↓↓↓

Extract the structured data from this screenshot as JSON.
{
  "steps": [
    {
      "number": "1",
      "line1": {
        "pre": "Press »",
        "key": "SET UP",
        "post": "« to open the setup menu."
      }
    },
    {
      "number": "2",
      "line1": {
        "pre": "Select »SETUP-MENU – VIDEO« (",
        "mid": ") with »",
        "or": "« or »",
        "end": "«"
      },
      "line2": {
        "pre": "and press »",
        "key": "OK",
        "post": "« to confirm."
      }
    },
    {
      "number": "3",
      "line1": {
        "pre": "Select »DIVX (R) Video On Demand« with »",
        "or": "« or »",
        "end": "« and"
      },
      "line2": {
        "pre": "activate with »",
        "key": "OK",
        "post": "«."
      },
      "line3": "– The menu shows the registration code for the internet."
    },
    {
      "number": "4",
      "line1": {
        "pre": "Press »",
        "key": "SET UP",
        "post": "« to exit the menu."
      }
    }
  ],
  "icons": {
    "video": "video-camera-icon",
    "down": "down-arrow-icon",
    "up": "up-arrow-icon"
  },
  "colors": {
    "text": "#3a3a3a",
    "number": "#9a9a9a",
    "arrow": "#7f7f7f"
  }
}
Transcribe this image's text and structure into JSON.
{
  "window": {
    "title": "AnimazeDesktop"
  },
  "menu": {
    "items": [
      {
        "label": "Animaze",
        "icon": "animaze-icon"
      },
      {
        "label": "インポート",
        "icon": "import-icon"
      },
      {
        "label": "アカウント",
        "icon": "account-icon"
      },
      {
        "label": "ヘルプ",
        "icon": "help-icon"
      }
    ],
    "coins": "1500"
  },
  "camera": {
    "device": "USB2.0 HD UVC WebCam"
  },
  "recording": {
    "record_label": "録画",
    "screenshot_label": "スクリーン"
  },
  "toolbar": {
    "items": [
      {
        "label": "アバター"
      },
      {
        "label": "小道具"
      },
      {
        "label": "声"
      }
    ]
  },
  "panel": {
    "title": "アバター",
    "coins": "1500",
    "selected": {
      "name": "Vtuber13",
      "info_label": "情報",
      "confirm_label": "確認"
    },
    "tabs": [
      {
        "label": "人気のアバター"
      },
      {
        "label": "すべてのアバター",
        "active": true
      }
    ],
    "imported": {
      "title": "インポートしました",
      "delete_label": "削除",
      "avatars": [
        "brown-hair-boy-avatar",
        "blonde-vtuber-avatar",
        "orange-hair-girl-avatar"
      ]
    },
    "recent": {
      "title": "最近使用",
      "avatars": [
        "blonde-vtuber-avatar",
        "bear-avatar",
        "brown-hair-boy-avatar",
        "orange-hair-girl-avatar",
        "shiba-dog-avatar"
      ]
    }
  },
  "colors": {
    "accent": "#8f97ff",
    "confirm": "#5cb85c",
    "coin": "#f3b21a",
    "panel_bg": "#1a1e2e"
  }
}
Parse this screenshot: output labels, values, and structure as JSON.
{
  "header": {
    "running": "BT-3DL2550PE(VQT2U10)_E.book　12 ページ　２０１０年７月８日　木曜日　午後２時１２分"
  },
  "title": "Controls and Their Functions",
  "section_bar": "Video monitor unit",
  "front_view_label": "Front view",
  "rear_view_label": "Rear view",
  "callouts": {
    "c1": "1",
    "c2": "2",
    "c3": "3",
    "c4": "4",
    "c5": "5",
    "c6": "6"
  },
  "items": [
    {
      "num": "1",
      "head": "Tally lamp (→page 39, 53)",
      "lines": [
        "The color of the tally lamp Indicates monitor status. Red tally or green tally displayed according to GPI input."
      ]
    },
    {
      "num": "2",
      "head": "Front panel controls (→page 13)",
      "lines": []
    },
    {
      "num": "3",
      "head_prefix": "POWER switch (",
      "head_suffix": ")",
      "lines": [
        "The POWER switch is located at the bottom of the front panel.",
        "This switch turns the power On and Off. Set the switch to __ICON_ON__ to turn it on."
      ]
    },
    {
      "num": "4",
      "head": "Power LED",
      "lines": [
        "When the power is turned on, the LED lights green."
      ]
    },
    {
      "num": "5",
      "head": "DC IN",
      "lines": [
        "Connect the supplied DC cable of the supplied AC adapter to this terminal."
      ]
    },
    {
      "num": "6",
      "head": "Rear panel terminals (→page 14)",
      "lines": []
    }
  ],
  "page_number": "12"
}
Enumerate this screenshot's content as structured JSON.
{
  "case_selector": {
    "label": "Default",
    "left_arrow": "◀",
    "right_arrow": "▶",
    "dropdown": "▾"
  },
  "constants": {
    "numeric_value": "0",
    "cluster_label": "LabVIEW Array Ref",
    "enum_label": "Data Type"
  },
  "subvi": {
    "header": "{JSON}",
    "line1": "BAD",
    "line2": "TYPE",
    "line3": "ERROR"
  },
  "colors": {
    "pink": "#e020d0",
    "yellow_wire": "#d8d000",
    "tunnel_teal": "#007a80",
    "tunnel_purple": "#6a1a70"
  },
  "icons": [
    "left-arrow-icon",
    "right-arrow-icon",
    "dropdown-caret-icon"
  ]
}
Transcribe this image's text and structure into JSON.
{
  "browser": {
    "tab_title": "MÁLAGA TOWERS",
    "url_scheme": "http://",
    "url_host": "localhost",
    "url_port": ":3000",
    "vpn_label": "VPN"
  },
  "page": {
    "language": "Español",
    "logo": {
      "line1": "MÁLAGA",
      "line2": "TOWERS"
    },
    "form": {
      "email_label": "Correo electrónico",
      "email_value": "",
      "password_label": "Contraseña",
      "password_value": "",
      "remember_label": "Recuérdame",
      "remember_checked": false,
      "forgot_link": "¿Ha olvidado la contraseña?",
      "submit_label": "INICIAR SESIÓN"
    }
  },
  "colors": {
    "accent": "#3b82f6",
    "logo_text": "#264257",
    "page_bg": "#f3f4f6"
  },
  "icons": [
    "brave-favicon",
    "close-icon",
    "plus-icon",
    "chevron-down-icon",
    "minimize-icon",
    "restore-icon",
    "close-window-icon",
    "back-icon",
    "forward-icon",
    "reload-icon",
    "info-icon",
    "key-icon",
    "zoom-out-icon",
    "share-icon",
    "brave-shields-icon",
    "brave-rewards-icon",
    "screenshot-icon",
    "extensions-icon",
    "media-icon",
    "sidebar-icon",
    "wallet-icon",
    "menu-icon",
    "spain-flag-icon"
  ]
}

↑↑↑

[Instructions to follow]
Copy each line that holds the word "MÁLAGA".

[Written reply]
    "tab_title": "MÁLAGA TOWERS",
      "line1": "MÁLAGA",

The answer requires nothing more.